Data provided
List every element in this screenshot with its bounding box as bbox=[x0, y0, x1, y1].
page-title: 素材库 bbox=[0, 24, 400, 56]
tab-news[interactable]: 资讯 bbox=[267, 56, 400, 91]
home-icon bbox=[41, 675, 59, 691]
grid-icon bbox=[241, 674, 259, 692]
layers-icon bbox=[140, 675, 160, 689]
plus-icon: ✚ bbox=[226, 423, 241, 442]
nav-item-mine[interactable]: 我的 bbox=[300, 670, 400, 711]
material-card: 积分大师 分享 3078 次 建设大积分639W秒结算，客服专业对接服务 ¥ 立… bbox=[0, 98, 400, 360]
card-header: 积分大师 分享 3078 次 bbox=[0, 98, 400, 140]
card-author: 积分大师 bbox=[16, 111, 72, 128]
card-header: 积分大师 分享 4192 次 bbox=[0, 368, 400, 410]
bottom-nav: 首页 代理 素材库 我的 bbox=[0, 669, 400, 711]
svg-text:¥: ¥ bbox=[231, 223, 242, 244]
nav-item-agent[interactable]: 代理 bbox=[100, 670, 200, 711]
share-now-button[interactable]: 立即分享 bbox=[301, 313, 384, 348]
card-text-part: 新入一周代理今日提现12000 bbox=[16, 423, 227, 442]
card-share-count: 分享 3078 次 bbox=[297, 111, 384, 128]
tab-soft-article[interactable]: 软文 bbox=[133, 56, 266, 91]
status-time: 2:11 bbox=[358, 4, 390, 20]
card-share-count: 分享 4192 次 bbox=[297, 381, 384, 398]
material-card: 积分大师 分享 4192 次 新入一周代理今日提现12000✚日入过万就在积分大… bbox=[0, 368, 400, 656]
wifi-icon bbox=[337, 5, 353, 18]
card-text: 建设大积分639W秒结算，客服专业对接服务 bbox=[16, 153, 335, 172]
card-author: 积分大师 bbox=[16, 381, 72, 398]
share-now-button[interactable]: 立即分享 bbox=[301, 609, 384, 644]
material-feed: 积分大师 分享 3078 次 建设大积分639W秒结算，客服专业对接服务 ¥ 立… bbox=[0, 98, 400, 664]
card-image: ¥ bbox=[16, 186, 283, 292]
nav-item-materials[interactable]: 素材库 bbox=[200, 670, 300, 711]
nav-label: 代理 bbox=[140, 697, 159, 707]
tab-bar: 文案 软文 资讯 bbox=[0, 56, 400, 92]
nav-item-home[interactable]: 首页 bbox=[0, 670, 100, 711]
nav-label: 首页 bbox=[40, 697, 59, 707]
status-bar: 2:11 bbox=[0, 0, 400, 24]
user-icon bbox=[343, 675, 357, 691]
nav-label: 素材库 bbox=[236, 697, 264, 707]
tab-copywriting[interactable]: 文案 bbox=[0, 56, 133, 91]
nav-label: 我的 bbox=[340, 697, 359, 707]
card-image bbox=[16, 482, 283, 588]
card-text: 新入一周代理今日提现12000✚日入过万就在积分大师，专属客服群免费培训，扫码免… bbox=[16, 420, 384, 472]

Task instructions
Extract every line of the records that contains the string "text".

Reply to the task
svg-text:¥: ¥ bbox=[231, 223, 242, 244]
card-text-part: 新入一周代理今日提现12000 bbox=[16, 423, 227, 442]
card-text: 建设大积分639W秒结算，客服专业对接服务 bbox=[16, 153, 335, 172]
card-text: 新入一周代理今日提现12000✚日入过万就在积分大师，专属客服群免费培训，扫码免… bbox=[16, 420, 384, 472]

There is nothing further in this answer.